--- Extract to read Enclosed Below ---

Kinetoplastid flagellates are known for several unusual features, one of which is their complex mitochondrial genome, known as kinetoplast (k) DNA, composed of mutually catenated maxi- and minicircles. Trypanosoma lewisi is a member of the Stercorarian group of trypanosomes which is, based on human infections and experimental data, now considered a zoonotic pathogen. By assembling a total of 58 minicircle classes, which fall into two distinct categories, we describe a novel type of kDNA organization in T. lewisi. RNA-seq approaches allowed us to map the details of uridine insertion and deletion editing events upon the kDNA transcriptome. Moreover, sequencing of small RNA molecules enabled the identification of 169 unique guide (g) RNA genes, with two differently organized minicircle categories both encoding essential gRNAs. The unprecedented organization of minicircles and gRNAs in T. lewisi broadens our knowledge of the structure and expression of the mitochondrial genomes of these human and animal pathogens. Finally, a scenario describing the evolution of minicircles is presented.

--- End of Enclosed Extract to read ---

Please list every organism or group of organisms that the abstract identifies by a scientific or group name.

--- Data records Enclosed Below ---

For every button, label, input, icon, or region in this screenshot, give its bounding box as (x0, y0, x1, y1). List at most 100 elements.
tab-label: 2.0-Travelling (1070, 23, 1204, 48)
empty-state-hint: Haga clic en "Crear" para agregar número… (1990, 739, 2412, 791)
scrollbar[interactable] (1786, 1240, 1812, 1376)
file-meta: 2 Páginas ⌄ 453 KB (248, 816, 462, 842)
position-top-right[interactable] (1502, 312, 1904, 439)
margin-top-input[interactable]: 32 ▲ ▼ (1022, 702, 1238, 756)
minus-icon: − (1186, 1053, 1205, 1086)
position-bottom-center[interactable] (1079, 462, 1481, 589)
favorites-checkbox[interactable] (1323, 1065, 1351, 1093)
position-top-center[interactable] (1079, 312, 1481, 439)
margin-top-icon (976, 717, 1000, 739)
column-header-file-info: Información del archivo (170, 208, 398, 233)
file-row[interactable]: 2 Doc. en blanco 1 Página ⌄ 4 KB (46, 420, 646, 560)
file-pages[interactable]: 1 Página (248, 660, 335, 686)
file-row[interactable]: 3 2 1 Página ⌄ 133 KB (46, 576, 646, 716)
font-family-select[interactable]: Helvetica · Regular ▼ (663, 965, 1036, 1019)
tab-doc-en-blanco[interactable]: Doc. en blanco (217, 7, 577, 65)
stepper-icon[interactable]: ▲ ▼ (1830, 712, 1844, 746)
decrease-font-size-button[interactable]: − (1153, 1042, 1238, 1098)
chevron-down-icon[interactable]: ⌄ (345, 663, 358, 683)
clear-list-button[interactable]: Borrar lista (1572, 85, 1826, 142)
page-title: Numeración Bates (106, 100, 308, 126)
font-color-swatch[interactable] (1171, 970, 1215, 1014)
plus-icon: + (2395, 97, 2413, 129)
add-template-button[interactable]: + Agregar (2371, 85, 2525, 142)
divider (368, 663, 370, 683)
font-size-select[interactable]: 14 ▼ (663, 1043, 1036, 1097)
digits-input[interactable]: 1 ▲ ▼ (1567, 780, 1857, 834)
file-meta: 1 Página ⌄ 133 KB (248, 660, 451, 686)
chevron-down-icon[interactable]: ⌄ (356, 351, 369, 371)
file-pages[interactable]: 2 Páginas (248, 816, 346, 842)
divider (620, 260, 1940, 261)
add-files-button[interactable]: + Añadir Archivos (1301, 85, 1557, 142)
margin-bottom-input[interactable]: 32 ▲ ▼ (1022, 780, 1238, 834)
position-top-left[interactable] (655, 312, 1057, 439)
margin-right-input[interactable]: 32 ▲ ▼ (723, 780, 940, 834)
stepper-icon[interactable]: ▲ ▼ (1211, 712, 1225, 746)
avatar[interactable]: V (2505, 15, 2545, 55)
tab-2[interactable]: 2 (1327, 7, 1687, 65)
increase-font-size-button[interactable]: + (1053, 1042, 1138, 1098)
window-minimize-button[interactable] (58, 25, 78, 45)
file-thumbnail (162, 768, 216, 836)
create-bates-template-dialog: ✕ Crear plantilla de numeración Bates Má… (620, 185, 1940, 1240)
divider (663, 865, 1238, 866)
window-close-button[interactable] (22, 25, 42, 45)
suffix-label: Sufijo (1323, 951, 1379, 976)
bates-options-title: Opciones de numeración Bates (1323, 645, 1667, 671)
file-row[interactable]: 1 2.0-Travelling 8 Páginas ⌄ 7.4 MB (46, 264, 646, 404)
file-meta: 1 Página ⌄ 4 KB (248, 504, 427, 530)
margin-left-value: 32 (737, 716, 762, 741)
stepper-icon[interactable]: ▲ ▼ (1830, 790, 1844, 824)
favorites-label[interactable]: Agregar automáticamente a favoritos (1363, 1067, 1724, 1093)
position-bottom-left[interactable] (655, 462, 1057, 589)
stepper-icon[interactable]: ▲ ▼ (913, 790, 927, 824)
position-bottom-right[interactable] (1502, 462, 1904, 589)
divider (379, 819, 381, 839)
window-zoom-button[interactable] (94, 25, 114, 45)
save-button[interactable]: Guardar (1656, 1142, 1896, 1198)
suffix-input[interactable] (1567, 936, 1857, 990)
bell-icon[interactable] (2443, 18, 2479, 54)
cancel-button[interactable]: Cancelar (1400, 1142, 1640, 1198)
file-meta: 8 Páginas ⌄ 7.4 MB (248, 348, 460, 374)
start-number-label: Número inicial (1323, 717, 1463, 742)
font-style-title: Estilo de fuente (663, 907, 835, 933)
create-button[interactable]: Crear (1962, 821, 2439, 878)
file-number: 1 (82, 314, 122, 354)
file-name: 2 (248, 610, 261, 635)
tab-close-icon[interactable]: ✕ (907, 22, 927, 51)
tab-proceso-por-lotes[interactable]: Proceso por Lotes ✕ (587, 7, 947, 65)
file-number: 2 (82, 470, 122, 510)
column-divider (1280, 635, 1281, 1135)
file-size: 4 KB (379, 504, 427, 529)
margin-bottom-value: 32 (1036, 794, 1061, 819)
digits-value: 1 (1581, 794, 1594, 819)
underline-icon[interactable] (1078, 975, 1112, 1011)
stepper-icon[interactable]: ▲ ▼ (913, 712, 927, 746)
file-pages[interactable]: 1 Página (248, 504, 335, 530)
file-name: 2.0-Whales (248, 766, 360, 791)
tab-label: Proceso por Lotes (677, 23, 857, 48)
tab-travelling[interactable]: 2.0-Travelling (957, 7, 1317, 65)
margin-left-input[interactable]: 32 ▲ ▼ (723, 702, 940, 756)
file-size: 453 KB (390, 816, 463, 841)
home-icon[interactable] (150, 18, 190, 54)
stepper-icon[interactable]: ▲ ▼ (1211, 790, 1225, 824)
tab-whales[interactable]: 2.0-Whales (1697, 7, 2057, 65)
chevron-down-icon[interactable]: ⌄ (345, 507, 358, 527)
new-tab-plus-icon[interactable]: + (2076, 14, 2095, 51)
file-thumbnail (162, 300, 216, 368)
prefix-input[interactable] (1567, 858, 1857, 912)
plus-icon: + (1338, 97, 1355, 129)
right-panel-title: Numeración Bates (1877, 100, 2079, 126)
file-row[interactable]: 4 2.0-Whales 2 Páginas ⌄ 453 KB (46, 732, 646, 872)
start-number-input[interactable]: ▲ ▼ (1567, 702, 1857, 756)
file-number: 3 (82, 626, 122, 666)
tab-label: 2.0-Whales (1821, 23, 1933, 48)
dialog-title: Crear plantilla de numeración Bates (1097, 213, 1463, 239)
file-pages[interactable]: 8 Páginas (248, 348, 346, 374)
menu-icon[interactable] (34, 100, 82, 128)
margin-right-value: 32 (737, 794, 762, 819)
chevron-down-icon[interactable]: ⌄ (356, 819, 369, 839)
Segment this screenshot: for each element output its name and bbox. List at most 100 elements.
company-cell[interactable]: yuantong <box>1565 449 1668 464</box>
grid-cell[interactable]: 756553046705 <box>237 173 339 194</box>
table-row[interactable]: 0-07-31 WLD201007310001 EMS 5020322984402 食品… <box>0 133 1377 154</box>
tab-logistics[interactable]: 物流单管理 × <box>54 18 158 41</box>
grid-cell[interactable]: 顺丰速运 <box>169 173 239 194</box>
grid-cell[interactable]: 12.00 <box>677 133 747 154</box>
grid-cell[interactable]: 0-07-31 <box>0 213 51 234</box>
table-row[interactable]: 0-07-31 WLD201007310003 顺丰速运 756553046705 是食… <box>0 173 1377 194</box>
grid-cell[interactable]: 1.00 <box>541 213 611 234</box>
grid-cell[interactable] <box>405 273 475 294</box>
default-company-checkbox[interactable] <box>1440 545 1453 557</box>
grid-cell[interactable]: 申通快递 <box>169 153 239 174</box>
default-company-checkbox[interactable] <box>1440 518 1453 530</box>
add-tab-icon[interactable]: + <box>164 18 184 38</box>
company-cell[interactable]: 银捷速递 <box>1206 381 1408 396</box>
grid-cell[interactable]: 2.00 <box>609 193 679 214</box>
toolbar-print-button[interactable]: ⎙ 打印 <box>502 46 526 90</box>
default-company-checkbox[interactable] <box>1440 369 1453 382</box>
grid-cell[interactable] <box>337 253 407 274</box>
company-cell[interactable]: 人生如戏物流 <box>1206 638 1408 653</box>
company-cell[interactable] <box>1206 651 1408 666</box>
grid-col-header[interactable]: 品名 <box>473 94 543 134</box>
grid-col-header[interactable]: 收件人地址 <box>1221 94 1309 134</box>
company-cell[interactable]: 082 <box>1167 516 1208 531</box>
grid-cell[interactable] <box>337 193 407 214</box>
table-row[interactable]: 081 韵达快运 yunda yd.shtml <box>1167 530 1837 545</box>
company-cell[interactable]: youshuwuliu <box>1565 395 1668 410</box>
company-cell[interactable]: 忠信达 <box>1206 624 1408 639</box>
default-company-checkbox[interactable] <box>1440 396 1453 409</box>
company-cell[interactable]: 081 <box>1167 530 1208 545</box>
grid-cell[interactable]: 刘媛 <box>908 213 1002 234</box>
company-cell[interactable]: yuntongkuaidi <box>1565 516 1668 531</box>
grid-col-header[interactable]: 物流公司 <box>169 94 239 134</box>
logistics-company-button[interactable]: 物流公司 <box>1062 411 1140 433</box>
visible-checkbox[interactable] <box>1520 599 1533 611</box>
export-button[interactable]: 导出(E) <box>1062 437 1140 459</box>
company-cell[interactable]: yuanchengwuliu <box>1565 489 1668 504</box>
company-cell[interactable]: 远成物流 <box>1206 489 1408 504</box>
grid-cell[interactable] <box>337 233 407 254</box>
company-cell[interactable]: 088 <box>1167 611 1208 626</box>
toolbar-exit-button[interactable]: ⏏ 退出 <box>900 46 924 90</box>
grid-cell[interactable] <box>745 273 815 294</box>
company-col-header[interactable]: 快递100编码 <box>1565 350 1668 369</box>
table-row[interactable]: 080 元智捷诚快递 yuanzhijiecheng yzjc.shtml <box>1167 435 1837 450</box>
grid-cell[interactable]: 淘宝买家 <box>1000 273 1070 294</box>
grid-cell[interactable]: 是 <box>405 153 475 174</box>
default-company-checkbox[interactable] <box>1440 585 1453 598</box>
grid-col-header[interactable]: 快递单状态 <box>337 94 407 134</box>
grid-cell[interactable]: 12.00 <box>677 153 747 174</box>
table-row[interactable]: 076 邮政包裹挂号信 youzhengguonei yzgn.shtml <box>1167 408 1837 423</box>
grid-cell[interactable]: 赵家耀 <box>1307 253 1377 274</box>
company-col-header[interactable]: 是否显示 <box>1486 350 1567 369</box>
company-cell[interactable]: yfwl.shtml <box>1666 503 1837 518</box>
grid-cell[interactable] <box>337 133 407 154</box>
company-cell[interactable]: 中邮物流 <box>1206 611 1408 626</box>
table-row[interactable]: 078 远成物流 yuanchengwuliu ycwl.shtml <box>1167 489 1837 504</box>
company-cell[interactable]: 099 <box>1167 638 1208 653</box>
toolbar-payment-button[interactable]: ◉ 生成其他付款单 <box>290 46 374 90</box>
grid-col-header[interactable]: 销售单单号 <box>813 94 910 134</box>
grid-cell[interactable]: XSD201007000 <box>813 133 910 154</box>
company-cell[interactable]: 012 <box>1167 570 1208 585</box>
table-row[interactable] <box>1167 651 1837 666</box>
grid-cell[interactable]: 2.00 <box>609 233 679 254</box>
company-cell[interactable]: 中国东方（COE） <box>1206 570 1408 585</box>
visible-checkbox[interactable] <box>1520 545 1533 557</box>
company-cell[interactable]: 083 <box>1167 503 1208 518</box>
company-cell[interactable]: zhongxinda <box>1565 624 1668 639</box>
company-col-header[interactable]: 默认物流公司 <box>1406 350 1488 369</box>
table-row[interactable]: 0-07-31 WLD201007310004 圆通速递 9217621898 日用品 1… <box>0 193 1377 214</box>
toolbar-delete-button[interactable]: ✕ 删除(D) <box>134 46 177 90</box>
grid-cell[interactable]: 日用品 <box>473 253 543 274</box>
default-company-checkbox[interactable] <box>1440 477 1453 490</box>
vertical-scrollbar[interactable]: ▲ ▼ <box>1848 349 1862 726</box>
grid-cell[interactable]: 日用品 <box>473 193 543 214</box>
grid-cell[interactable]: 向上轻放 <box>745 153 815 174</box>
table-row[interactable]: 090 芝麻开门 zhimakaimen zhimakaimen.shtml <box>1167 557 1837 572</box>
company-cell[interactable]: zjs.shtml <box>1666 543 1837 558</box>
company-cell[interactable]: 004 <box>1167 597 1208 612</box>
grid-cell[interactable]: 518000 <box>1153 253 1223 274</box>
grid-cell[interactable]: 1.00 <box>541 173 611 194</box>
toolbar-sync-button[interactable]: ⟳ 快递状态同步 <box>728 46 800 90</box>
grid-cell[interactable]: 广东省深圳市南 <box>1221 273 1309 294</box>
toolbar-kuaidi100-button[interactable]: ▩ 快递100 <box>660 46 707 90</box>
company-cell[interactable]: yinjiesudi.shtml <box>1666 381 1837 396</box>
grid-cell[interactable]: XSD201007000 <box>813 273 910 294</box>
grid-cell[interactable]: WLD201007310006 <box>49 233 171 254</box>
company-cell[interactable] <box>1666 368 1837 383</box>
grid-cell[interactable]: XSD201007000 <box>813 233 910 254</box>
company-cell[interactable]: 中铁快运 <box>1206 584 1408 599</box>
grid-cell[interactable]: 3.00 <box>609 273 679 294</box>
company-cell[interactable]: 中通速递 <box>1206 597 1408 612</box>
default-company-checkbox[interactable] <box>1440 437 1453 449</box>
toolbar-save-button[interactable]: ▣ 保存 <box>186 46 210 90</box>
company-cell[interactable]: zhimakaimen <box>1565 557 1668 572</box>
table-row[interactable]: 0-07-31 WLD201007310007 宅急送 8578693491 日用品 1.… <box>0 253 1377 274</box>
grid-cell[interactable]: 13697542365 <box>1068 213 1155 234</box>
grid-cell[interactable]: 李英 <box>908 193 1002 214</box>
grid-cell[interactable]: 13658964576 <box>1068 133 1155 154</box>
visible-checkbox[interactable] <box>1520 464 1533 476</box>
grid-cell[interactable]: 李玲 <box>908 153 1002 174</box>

--- End of Enclosed Data records ---

Solution for this problem:
- Kinetoplastid flagellates
- Trypanosoma lewisi (T. lewisi)
- The Stercorarian group of trypanosomes